**Task details:** All entries must be repeated exactly; do not include the pictures.

**Input data:**
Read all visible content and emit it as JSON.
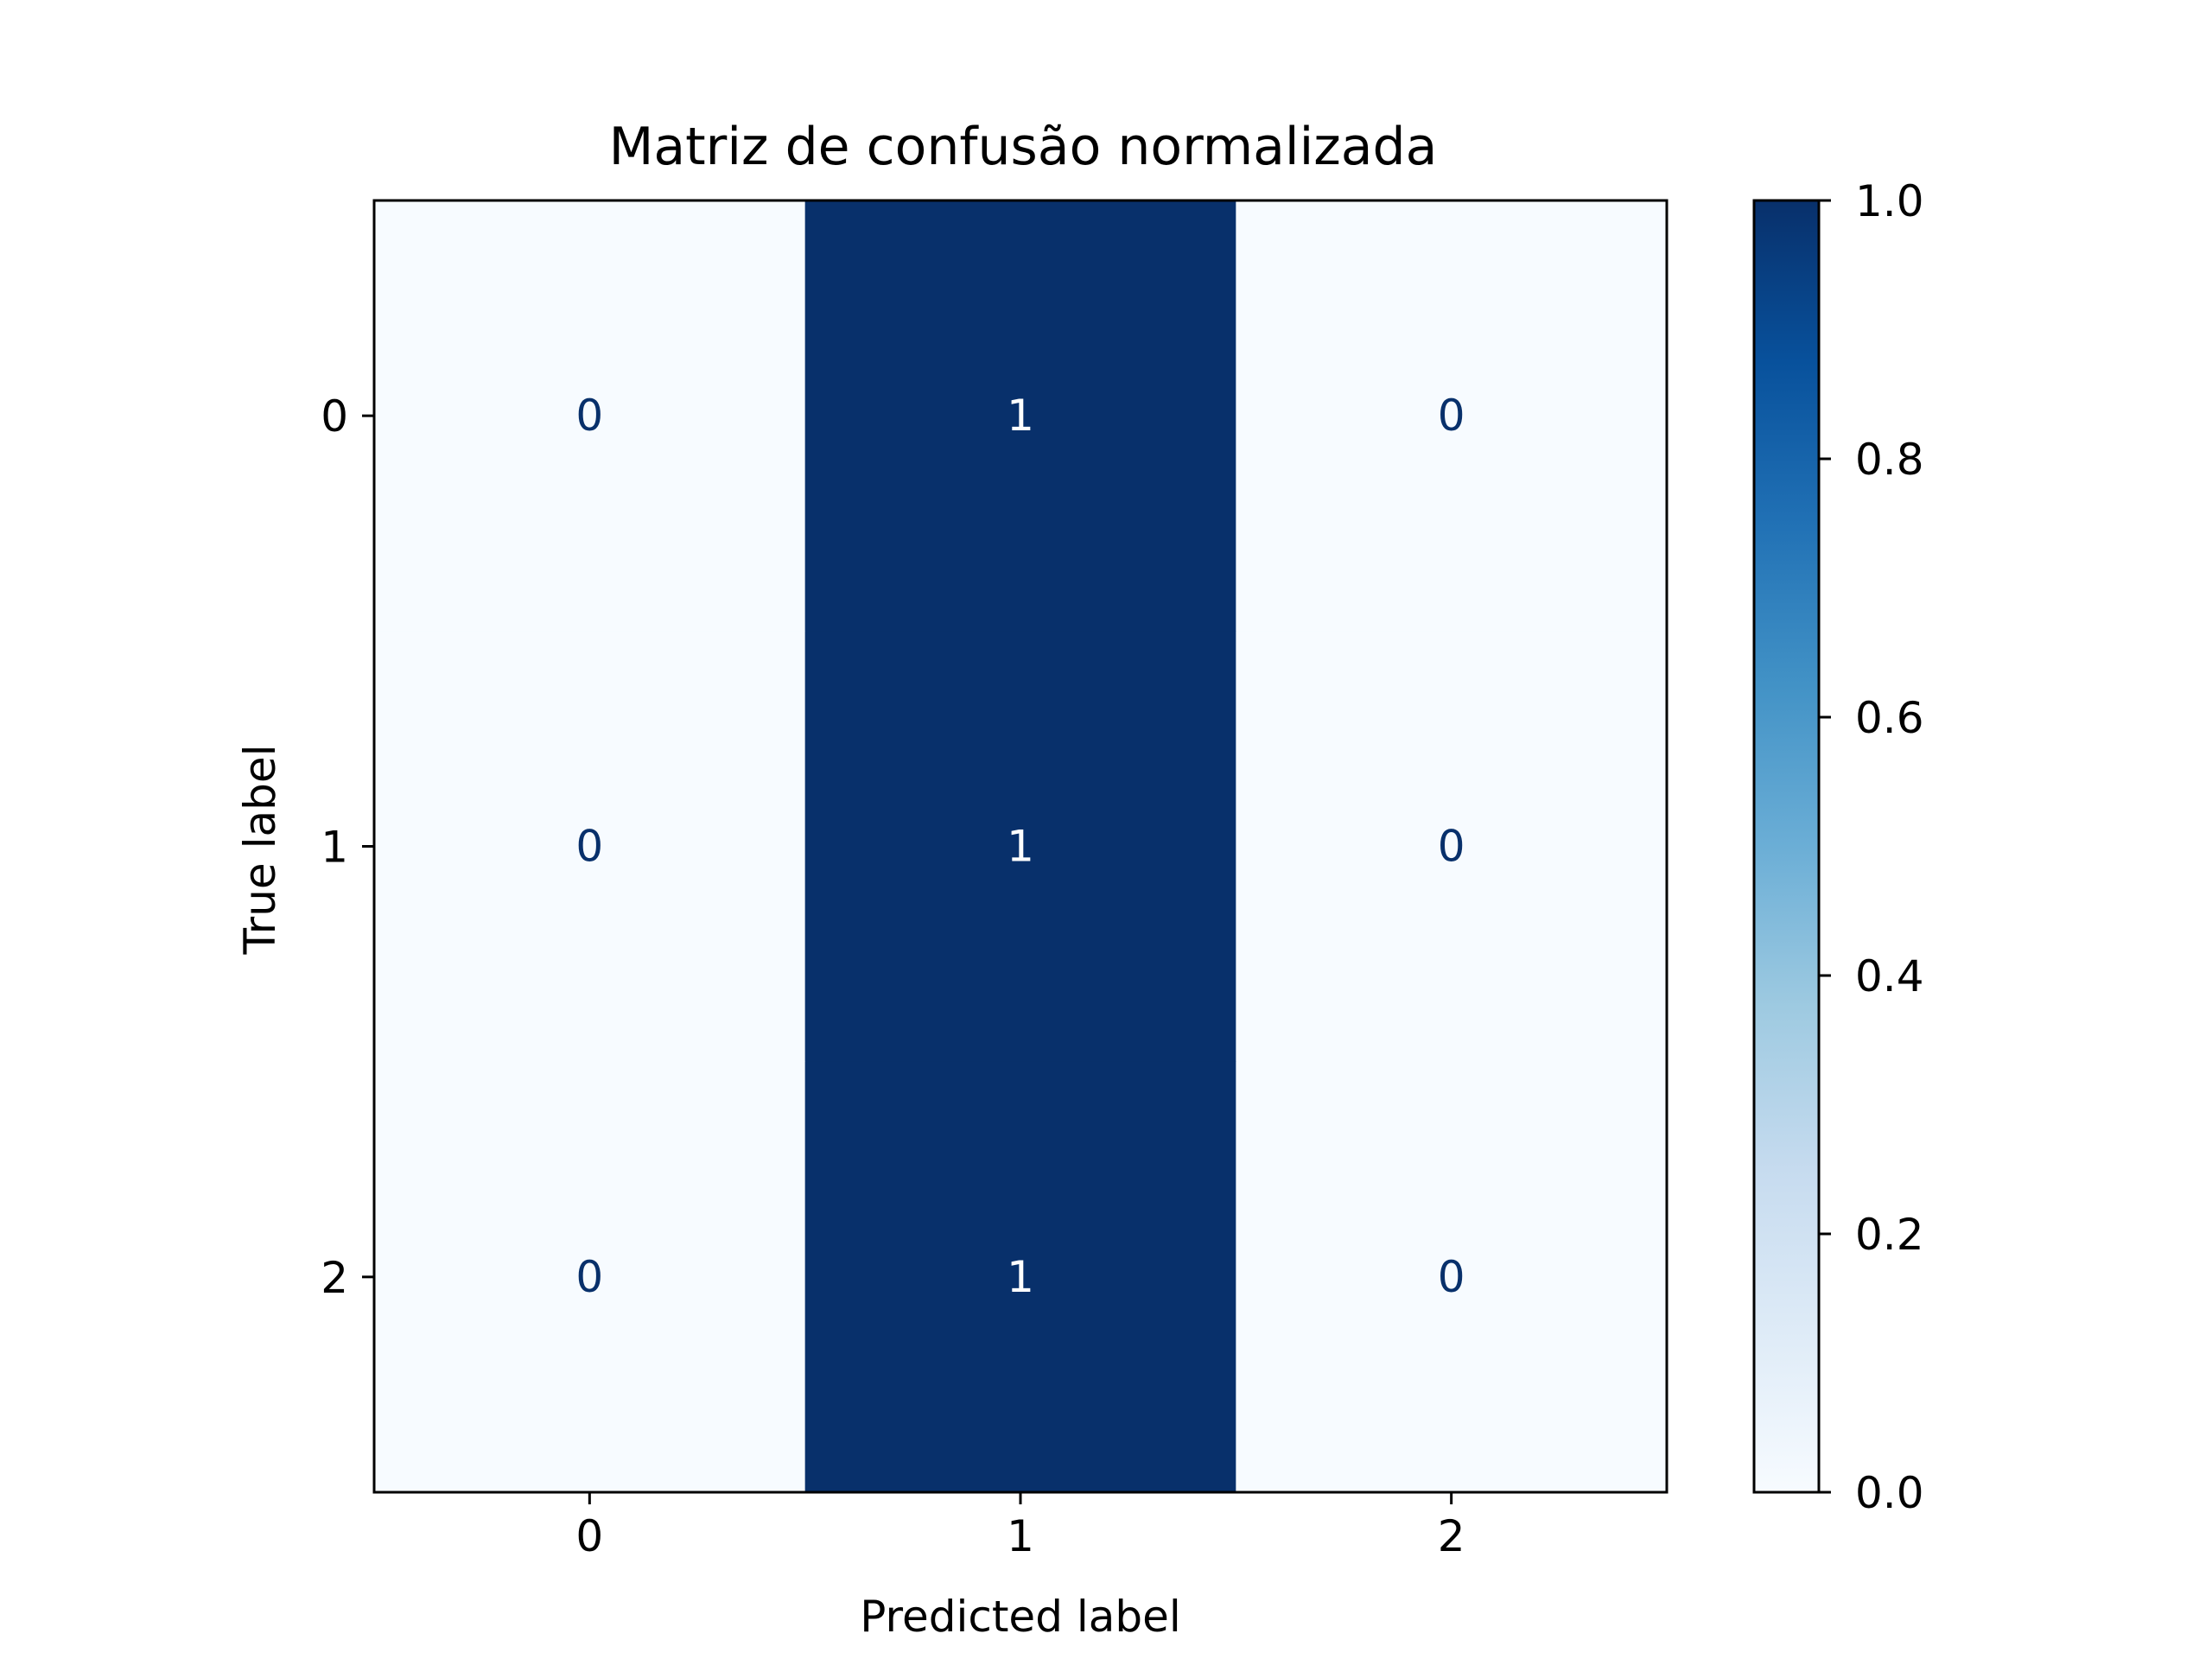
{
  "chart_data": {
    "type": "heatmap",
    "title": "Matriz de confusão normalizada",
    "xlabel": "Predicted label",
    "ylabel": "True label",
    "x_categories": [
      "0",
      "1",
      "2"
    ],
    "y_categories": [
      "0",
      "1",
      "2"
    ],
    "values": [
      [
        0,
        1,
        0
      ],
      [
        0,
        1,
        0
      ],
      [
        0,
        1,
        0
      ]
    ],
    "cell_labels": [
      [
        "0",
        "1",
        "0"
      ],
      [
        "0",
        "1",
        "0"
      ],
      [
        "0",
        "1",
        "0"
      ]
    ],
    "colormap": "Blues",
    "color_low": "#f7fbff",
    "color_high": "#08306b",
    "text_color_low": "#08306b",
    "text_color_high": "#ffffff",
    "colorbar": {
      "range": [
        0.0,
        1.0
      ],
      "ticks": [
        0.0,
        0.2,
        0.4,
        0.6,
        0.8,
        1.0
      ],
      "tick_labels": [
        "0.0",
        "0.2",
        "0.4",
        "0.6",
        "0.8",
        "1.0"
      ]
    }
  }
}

**Output:**
Read all visible content and emit it as JSON.
{
  "chart_data": {
    "type": "heatmap",
    "title": "Matriz de confusão normalizada",
    "xlabel": "Predicted label",
    "ylabel": "True label",
    "x_categories": [
      "0",
      "1",
      "2"
    ],
    "y_categories": [
      "0",
      "1",
      "2"
    ],
    "values": [
      [
        0,
        1,
        0
      ],
      [
        0,
        1,
        0
      ],
      [
        0,
        1,
        0
      ]
    ],
    "cell_labels": [
      [
        "0",
        "1",
        "0"
      ],
      [
        "0",
        "1",
        "0"
      ],
      [
        "0",
        "1",
        "0"
      ]
    ],
    "colormap": "Blues",
    "color_low": "#f7fbff",
    "color_high": "#08306b",
    "text_color_low": "#08306b",
    "text_color_high": "#ffffff",
    "colorbar": {
      "range": [
        0.0,
        1.0
      ],
      "ticks": [
        0.0,
        0.2,
        0.4,
        0.6,
        0.8,
        1.0
      ],
      "tick_labels": [
        "0.0",
        "0.2",
        "0.4",
        "0.6",
        "0.8",
        "1.0"
      ]
    }
  }
}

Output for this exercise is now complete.